:: DATASET CONTENT ::
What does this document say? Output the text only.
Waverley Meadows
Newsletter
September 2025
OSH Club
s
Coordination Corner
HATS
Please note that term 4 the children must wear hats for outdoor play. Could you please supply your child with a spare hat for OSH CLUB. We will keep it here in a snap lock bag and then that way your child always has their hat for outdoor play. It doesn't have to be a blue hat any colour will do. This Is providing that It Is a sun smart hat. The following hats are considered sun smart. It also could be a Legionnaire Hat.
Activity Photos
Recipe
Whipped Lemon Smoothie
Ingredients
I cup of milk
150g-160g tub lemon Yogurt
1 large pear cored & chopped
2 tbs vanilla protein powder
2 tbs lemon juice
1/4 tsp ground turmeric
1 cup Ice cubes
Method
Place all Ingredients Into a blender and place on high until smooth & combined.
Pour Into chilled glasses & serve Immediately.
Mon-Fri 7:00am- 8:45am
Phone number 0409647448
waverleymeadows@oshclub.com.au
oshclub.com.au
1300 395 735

--

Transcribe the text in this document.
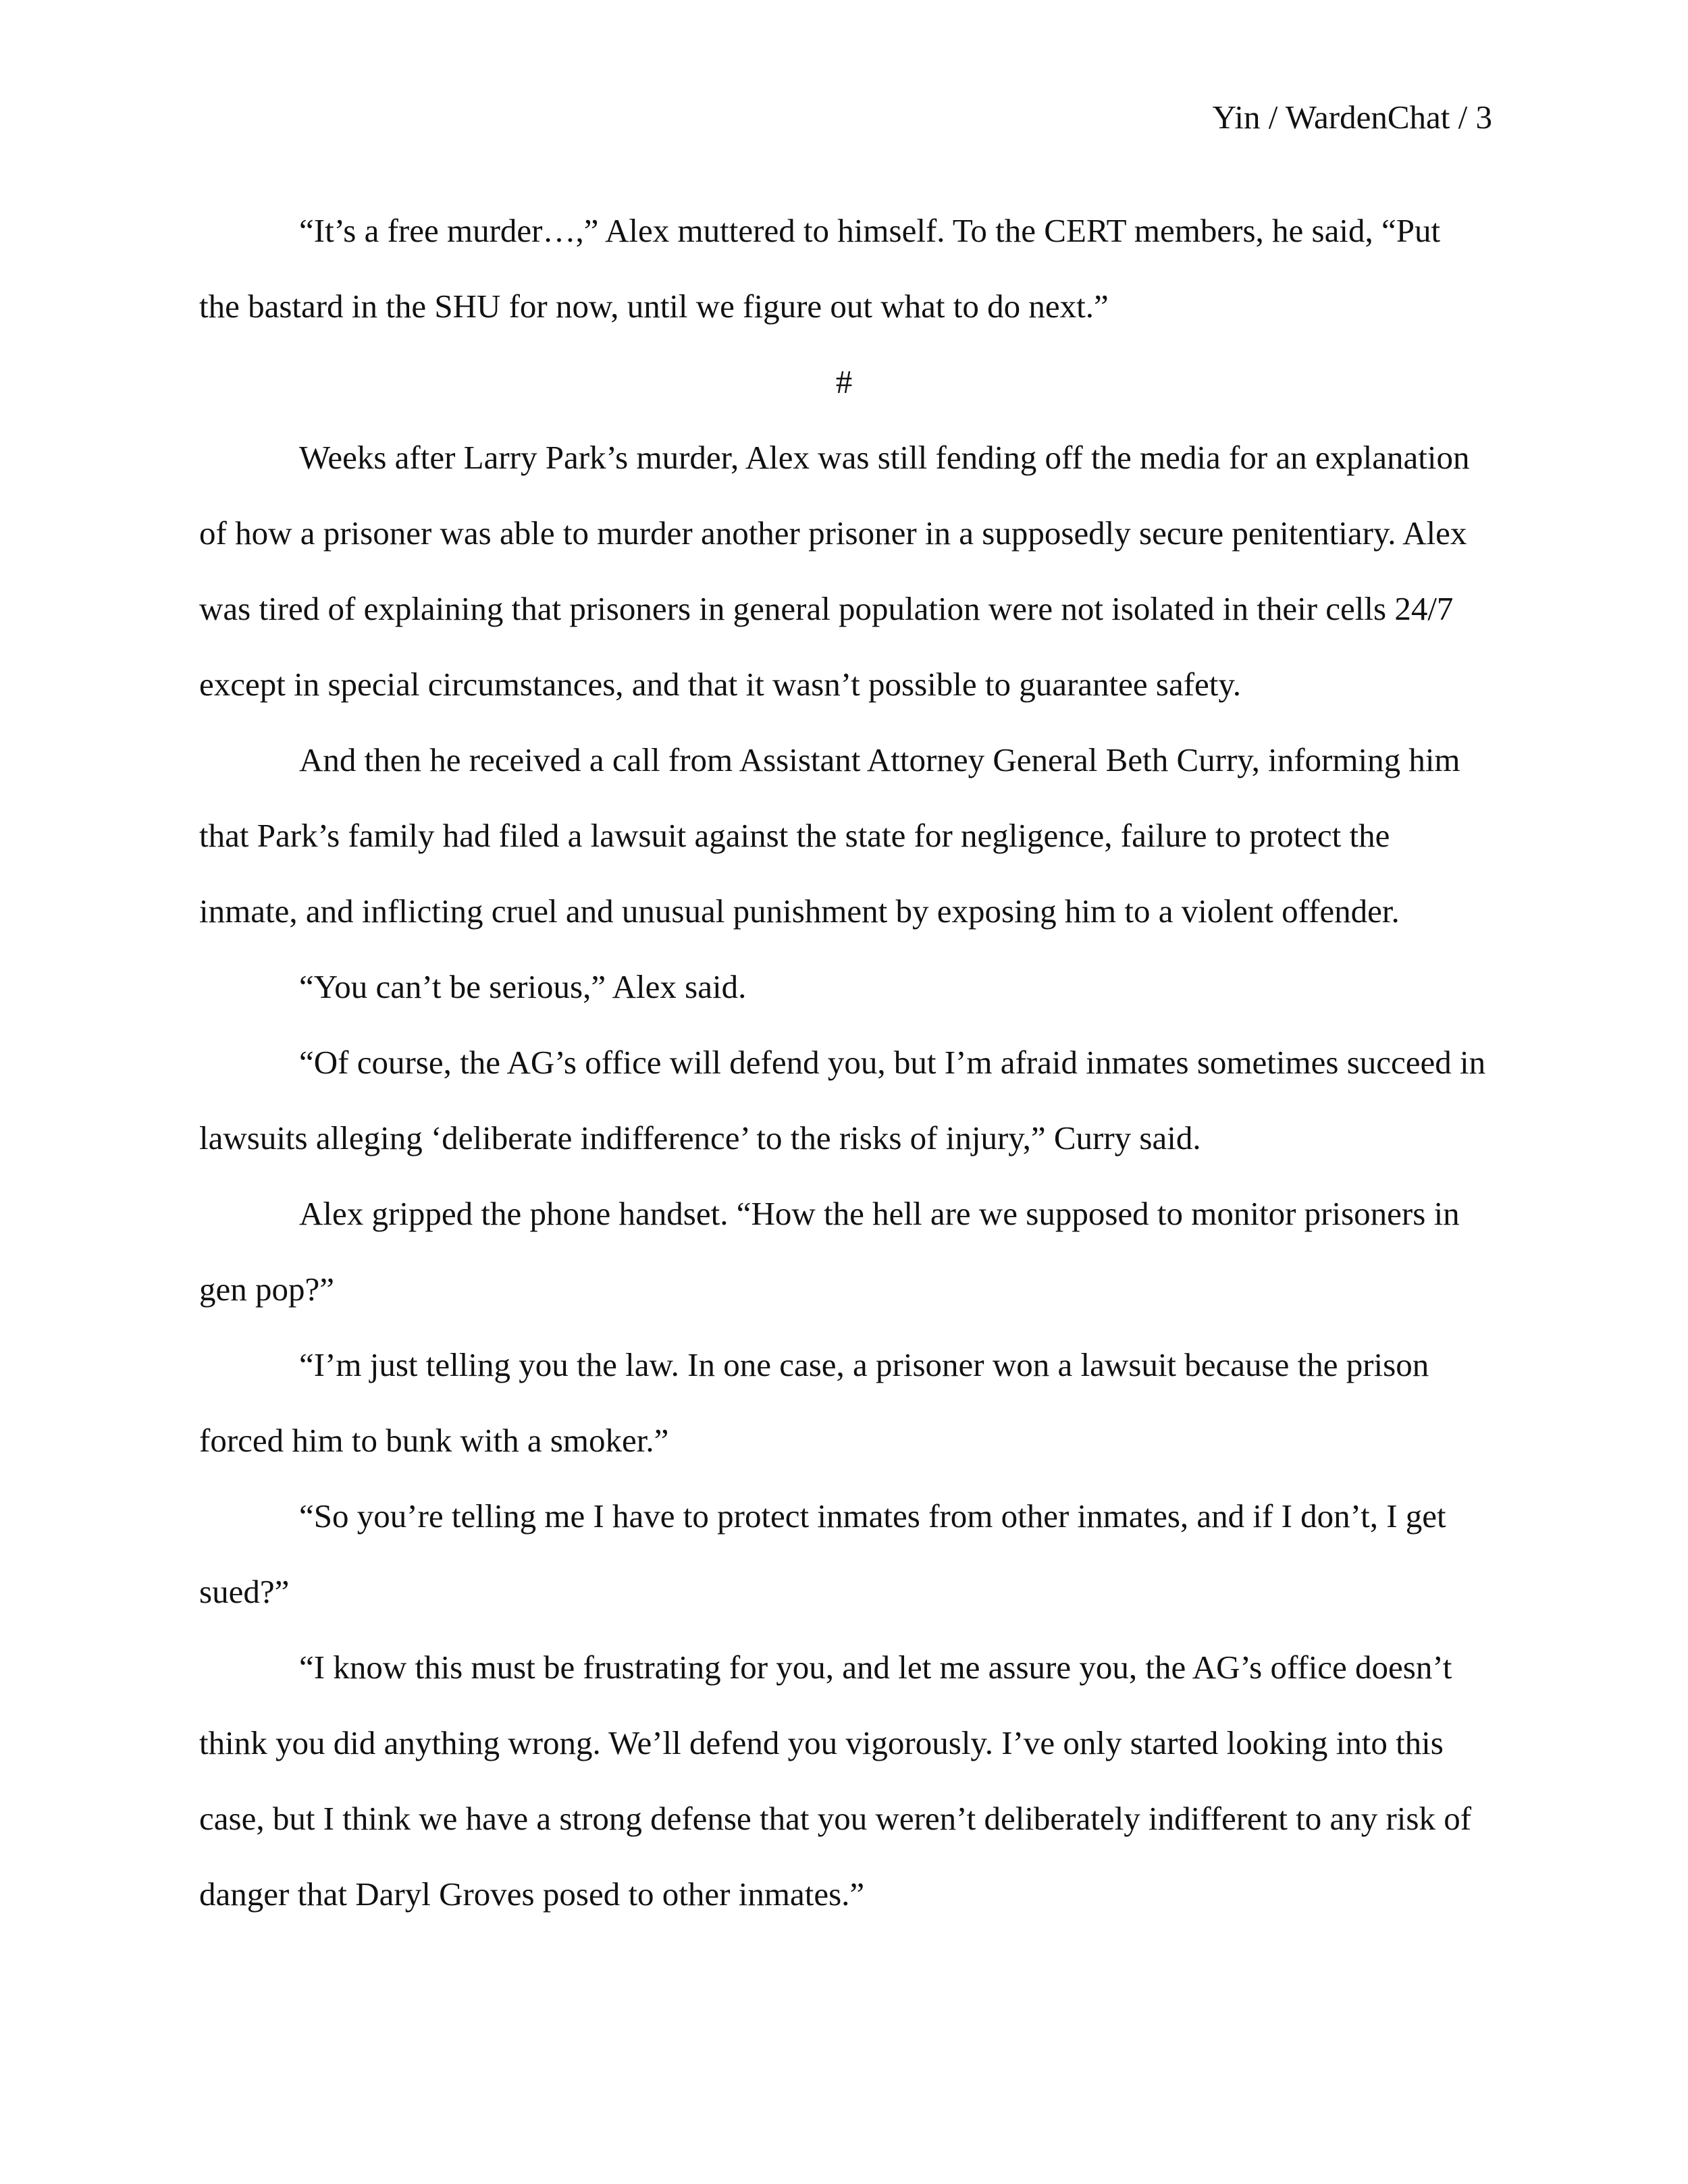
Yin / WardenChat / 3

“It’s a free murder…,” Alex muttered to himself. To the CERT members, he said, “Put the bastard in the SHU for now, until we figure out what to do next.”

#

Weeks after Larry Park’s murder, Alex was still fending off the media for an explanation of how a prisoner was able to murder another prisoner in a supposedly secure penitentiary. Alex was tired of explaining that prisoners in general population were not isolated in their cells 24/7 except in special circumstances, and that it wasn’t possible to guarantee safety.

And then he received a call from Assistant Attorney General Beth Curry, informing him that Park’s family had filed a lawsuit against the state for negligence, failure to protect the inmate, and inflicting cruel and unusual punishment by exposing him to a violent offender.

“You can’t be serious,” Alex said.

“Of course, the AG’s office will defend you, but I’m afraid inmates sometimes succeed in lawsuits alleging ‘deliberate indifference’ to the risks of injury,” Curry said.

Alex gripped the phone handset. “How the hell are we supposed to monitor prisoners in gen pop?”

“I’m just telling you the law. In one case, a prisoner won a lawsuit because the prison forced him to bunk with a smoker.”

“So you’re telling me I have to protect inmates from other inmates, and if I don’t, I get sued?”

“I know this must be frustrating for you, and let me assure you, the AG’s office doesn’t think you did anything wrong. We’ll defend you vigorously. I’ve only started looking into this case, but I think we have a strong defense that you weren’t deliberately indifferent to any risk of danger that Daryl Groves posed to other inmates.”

:: PROBLEM TO WORK ON ::
For each line above that contains "Park", make a copy.

:: TASK SOLUTION ::
Weeks after Larry Park’s murder, Alex was still fending off the media for an explanation of how a prisoner was able to murder another prisoner in a supposedly secure penitentiary. Alex was tired of explaining that prisoners in general population were not isolated in their cells 24/7 except in special circumstances, and that it wasn’t possible to guarantee safety.
And then he received a call from Assistant Attorney General Beth Curry, informing him that Park’s family had filed a lawsuit against the state for negligence, failure to protect the inmate, and inflicting cruel and unusual punishment by exposing him to a violent offender.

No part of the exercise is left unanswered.